▶ _Written instruction_
Print the records again, character for character.

▶ _Records provided_
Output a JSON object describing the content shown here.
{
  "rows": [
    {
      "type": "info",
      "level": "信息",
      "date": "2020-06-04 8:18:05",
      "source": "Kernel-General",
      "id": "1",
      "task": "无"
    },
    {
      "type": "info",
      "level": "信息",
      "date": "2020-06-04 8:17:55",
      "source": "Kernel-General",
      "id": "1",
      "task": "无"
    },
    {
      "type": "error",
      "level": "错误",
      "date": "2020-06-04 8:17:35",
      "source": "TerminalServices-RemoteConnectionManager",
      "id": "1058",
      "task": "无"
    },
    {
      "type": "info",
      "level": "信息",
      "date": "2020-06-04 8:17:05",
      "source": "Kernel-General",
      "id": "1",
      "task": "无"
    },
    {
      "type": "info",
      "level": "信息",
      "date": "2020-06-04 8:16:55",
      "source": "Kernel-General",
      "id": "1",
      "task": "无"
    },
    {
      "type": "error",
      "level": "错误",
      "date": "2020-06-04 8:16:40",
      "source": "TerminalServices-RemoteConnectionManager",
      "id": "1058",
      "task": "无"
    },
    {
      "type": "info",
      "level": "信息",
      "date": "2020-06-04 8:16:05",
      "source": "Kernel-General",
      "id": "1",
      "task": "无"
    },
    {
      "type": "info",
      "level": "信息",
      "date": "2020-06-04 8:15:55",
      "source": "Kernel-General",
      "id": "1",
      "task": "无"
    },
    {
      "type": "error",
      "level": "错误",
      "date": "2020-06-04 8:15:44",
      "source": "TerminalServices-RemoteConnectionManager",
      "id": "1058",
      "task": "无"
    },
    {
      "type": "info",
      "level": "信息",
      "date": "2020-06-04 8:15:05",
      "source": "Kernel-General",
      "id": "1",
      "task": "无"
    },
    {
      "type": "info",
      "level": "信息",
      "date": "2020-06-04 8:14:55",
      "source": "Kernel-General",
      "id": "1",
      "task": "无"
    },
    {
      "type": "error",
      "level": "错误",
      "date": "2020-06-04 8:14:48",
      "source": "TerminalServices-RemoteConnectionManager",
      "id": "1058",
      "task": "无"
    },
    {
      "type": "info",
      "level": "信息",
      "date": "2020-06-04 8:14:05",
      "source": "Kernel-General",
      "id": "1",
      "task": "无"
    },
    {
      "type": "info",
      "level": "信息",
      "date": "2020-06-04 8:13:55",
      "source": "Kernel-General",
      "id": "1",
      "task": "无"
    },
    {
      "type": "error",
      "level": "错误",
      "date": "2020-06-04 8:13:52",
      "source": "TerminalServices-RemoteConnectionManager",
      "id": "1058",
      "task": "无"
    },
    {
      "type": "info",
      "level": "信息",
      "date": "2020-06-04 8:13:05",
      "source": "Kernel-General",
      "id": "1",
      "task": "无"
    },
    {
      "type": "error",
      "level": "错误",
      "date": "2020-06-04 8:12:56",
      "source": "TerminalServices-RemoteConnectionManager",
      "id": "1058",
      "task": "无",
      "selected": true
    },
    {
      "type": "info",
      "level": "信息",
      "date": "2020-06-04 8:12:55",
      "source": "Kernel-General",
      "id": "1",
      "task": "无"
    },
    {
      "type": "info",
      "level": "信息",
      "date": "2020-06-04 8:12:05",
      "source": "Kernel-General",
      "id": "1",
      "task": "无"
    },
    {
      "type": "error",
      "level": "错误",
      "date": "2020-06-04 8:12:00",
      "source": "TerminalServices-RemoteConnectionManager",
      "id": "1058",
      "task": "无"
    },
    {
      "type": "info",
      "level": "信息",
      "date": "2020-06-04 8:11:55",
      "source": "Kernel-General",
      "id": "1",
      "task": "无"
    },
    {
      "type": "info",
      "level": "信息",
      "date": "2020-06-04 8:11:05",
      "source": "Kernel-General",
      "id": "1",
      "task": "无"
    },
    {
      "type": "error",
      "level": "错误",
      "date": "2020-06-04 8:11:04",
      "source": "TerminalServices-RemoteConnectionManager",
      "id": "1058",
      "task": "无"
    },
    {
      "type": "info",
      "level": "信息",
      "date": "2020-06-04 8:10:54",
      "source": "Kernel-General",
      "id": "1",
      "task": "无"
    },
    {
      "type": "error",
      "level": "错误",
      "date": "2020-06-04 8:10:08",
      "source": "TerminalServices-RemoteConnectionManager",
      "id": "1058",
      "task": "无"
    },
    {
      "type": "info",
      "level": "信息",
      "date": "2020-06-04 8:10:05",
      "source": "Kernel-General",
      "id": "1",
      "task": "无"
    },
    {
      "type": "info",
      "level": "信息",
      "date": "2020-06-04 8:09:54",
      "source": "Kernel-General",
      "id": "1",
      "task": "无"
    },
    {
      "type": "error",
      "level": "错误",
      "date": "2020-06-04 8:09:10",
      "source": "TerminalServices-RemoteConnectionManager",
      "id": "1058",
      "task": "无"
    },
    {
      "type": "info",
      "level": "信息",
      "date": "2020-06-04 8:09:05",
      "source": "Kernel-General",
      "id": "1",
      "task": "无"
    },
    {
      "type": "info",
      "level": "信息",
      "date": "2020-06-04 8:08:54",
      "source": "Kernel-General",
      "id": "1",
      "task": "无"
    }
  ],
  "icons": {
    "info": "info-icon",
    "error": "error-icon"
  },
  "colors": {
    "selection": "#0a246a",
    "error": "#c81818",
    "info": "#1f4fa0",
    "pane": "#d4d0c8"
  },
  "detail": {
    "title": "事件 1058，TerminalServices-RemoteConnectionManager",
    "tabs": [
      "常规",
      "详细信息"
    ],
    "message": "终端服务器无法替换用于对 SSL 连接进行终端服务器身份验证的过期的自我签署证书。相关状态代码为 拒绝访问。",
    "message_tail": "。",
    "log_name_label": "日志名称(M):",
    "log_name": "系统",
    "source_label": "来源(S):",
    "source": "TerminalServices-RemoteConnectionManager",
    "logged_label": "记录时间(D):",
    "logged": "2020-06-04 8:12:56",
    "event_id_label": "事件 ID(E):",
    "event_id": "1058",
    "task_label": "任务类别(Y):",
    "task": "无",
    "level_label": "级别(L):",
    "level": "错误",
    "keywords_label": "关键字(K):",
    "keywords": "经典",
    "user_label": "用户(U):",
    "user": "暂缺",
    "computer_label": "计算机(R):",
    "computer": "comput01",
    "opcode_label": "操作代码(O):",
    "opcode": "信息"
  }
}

▶ _The output_
Output a JSON object describing the content shown here.
{
  "rows": [
    {
      "type": "info",
      "level": "信息",
      "date": "2020-06-04 8:18:05",
      "source": "Kernel-General",
      "id": "1",
      "task": "无"
    },
    {
      "type": "info",
      "level": "信息",
      "date": "2020-06-04 8:17:55",
      "source": "Kernel-General",
      "id": "1",
      "task": "无"
    },
    {
      "type": "error",
      "level": "错误",
      "date": "2020-06-04 8:17:35",
      "source": "TerminalServices-RemoteConnectionManager",
      "id": "1058",
      "task": "无"
    },
    {
      "type": "info",
      "level": "信息",
      "date": "2020-06-04 8:17:05",
      "source": "Kernel-General",
      "id": "1",
      "task": "无"
    },
    {
      "type": "info",
      "level": "信息",
      "date": "2020-06-04 8:16:55",
      "source": "Kernel-General",
      "id": "1",
      "task": "无"
    },
    {
      "type": "error",
      "level": "错误",
      "date": "2020-06-04 8:16:40",
      "source": "TerminalServices-RemoteConnectionManager",
      "id": "1058",
      "task": "无"
    },
    {
      "type": "info",
      "level": "信息",
      "date": "2020-06-04 8:16:05",
      "source": "Kernel-General",
      "id": "1",
      "task": "无"
    },
    {
      "type": "info",
      "level": "信息",
      "date": "2020-06-04 8:15:55",
      "source": "Kernel-General",
      "id": "1",
      "task": "无"
    },
    {
      "type": "error",
      "level": "错误",
      "date": "2020-06-04 8:15:44",
      "source": "TerminalServices-RemoteConnectionManager",
      "id": "1058",
      "task": "无"
    },
    {
      "type": "info",
      "level": "信息",
      "date": "2020-06-04 8:15:05",
      "source": "Kernel-General",
      "id": "1",
      "task": "无"
    },
    {
      "type": "info",
      "level": "信息",
      "date": "2020-06-04 8:14:55",
      "source": "Kernel-General",
      "id": "1",
      "task": "无"
    },
    {
      "type": "error",
      "level": "错误",
      "date": "2020-06-04 8:14:48",
      "source": "TerminalServices-RemoteConnectionManager",
      "id": "1058",
      "task": "无"
    },
    {
      "type": "info",
      "level": "信息",
      "date": "2020-06-04 8:14:05",
      "source": "Kernel-General",
      "id": "1",
      "task": "无"
    },
    {
      "type": "info",
      "level": "信息",
      "date": "2020-06-04 8:13:55",
      "source": "Kernel-General",
      "id": "1",
      "task": "无"
    },
    {
      "type": "error",
      "level": "错误",
      "date": "2020-06-04 8:13:52",
      "source": "TerminalServices-RemoteConnectionManager",
      "id": "1058",
      "task": "无"
    },
    {
      "type": "info",
      "level": "信息",
      "date": "2020-06-04 8:13:05",
      "source": "Kernel-General",
      "id": "1",
      "task": "无"
    },
    {
      "type": "error",
      "level": "错误",
      "date": "2020-06-04 8:12:56",
      "source": "TerminalServices-RemoteConnectionManager",
      "id": "1058",
      "task": "无",
      "selected": true
    },
    {
      "type": "info",
      "level": "信息",
      "date": "2020-06-04 8:12:55",
      "source": "Kernel-General",
      "id": "1",
      "task": "无"
    },
    {
      "type": "info",
      "level": "信息",
      "date": "2020-06-04 8:12:05",
      "source": "Kernel-General",
      "id": "1",
      "task": "无"
    },
    {
      "type": "error",
      "level": "错误",
      "date": "2020-06-04 8:12:00",
      "source": "TerminalServices-RemoteConnectionManager",
      "id": "1058",
      "task": "无"
    },
    {
      "type": "info",
      "level": "信息",
      "date": "2020-06-04 8:11:55",
      "source": "Kernel-General",
      "id": "1",
      "task": "无"
    },
    {
      "type": "info",
      "level": "信息",
      "date": "2020-06-04 8:11:05",
      "source": "Kernel-General",
      "id": "1",
      "task": "无"
    },
    {
      "type": "error",
      "level": "错误",
      "date": "2020-06-04 8:11:04",
      "source": "TerminalServices-RemoteConnectionManager",
      "id": "1058",
      "task": "无"
    },
    {
      "type": "info",
      "level": "信息",
      "date": "2020-06-04 8:10:54",
      "source": "Kernel-General",
      "id": "1",
      "task": "无"
    },
    {
      "type": "error",
      "level": "错误",
      "date": "2020-06-04 8:10:08",
      "source": "TerminalServices-RemoteConnectionManager",
      "id": "1058",
      "task": "无"
    },
    {
      "type": "info",
      "level": "信息",
      "date": "2020-06-04 8:10:05",
      "source": "Kernel-General",
      "id": "1",
      "task": "无"
    },
    {
      "type": "info",
      "level": "信息",
      "date": "2020-06-04 8:09:54",
      "source": "Kernel-General",
      "id": "1",
      "task": "无"
    },
    {
      "type": "error",
      "level": "错误",
      "date": "2020-06-04 8:09:10",
      "source": "TerminalServices-RemoteConnectionManager",
      "id": "1058",
      "task": "无"
    },
    {
      "type": "info",
      "level": "信息",
      "date": "2020-06-04 8:09:05",
      "source": "Kernel-General",
      "id": "1",
      "task": "无"
    },
    {
      "type": "info",
      "level": "信息",
      "date": "2020-06-04 8:08:54",
      "source": "Kernel-General",
      "id": "1",
      "task": "无"
    }
  ],
  "icons": {
    "info": "info-icon",
    "error": "error-icon"
  },
  "colors": {
    "selection": "#0a246a",
    "error": "#c81818",
    "info": "#1f4fa0",
    "pane": "#d4d0c8"
  },
  "detail": {
    "title": "事件 1058，TerminalServices-RemoteConnectionManager",
    "tabs": [
      "常规",
      "详细信息"
    ],
    "message": "终端服务器无法替换用于对 SSL 连接进行终端服务器身份验证的过期的自我签署证书。相关状态代码为 拒绝访问。",
    "message_tail": "。",
    "log_name_label": "日志名称(M):",
    "log_name": "系统",
    "source_label": "来源(S):",
    "source": "TerminalServices-RemoteConnectionManager",
    "logged_label": "记录时间(D):",
    "logged": "2020-06-04 8:12:56",
    "event_id_label": "事件 ID(E):",
    "event_id": "1058",
    "task_label": "任务类别(Y):",
    "task": "无",
    "level_label": "级别(L):",
    "level": "错误",
    "keywords_label": "关键字(K):",
    "keywords": "经典",
    "user_label": "用户(U):",
    "user": "暂缺",
    "computer_label": "计算机(R):",
    "computer": "comput01",
    "opcode_label": "操作代码(O):",
    "opcode": "信息"
  }
}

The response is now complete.